**Work required:** Check each line of the material. Copy those containing "detached".

**Records provided:**
********

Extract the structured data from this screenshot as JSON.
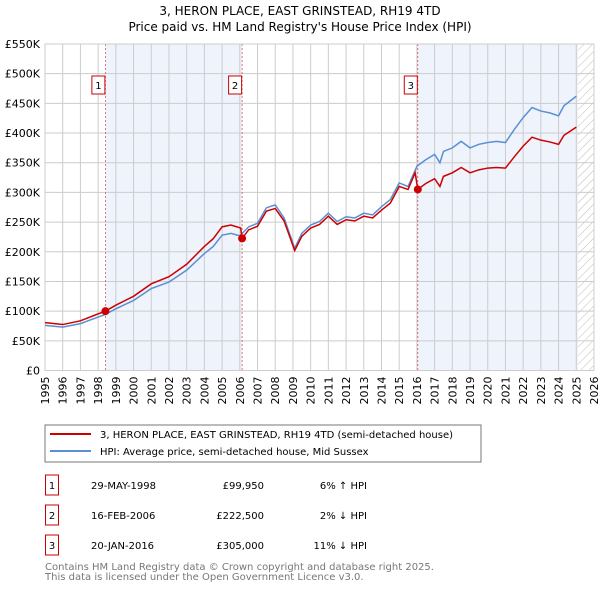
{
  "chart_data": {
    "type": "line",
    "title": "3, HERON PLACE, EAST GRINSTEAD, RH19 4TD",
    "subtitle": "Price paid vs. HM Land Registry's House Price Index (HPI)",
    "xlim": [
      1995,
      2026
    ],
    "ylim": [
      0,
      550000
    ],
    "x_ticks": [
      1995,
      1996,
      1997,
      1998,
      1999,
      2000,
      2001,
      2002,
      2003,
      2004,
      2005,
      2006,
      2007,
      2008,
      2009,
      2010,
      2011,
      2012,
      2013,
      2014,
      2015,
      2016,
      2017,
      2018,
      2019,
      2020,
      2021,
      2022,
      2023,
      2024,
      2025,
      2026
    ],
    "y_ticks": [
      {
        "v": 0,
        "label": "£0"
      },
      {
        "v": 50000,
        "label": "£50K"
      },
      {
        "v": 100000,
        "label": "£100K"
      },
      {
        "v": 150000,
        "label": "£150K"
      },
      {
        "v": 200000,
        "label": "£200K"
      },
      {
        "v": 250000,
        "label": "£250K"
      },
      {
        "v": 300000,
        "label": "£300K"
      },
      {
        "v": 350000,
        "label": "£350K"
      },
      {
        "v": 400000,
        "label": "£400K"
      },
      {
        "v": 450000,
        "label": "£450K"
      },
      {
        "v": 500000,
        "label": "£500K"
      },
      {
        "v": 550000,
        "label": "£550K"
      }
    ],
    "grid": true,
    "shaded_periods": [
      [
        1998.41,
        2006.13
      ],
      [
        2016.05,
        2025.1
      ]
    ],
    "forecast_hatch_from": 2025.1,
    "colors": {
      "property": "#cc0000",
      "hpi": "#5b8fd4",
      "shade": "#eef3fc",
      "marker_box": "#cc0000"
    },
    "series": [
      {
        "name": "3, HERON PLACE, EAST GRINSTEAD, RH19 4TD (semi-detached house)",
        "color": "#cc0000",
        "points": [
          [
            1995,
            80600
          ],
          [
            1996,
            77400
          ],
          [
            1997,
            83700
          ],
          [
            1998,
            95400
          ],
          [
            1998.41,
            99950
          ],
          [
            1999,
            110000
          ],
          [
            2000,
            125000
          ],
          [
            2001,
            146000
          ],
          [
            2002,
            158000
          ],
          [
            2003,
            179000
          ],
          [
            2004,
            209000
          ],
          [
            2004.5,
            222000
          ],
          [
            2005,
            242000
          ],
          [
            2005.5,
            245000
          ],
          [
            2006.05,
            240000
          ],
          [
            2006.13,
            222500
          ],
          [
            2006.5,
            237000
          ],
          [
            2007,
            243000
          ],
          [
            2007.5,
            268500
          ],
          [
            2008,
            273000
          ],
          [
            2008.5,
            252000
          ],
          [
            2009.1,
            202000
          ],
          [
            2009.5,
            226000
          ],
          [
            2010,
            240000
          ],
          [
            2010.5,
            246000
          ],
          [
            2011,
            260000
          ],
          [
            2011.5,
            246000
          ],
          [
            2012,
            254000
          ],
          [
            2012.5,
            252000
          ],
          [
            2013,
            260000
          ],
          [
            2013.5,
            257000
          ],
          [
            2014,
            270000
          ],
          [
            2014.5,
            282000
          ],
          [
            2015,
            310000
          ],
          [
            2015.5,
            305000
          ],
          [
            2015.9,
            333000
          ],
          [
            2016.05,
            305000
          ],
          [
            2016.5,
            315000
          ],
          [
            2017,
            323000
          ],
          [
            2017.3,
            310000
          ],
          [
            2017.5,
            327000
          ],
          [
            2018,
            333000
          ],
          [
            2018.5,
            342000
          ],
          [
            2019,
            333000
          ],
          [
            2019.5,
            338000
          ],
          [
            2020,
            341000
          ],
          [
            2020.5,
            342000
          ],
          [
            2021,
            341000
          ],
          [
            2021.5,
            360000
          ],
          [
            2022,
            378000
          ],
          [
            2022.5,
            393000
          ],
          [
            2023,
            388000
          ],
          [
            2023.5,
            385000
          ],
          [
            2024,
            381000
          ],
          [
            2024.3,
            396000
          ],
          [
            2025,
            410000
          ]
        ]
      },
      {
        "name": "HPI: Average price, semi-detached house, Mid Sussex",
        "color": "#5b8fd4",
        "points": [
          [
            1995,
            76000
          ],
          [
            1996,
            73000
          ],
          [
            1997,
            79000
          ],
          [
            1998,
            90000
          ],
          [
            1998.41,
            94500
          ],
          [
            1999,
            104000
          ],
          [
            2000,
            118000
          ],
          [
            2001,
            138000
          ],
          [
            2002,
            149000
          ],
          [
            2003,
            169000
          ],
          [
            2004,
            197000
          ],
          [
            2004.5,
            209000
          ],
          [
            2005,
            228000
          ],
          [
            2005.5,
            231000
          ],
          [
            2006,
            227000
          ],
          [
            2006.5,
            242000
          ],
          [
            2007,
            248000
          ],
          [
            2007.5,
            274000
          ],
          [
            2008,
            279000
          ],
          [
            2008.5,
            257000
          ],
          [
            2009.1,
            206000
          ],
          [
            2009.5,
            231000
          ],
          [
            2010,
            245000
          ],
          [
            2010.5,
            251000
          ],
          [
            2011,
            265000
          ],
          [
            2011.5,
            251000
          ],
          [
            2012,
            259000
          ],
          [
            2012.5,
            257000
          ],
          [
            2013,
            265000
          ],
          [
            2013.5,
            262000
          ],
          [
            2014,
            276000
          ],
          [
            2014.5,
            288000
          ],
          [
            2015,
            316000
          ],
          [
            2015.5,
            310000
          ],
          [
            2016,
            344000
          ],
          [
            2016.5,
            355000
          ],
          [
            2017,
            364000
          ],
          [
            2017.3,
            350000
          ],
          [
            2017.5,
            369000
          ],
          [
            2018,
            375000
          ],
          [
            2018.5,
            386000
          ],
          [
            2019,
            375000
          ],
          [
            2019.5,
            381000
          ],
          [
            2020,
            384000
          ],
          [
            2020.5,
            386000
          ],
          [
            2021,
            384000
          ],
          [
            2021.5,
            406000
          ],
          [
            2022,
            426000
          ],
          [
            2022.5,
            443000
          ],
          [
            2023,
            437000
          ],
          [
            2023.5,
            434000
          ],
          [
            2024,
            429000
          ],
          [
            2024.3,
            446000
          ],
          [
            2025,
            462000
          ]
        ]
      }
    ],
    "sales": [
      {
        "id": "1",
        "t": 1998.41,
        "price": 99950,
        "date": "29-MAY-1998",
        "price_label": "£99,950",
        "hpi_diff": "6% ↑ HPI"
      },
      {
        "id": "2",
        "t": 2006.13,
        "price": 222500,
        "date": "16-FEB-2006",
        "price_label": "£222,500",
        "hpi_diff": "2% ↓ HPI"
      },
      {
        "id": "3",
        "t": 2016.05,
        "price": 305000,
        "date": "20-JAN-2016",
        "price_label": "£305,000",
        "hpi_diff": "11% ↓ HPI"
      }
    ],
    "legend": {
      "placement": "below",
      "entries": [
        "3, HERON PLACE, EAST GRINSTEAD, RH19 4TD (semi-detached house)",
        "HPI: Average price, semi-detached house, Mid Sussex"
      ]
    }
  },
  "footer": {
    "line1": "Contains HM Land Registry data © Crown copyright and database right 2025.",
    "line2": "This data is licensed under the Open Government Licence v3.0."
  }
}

********

**Task result:**
        "name": "3, HERON PLACE, EAST GRINSTEAD, RH19 4TD (semi-detached house)",
        "name": "HPI: Average price, semi-detached house, Mid Sussex",
        "3, HERON PLACE, EAST GRINSTEAD, RH19 4TD (semi-detached house)",
        "HPI: Average price, semi-detached house, Mid Sussex"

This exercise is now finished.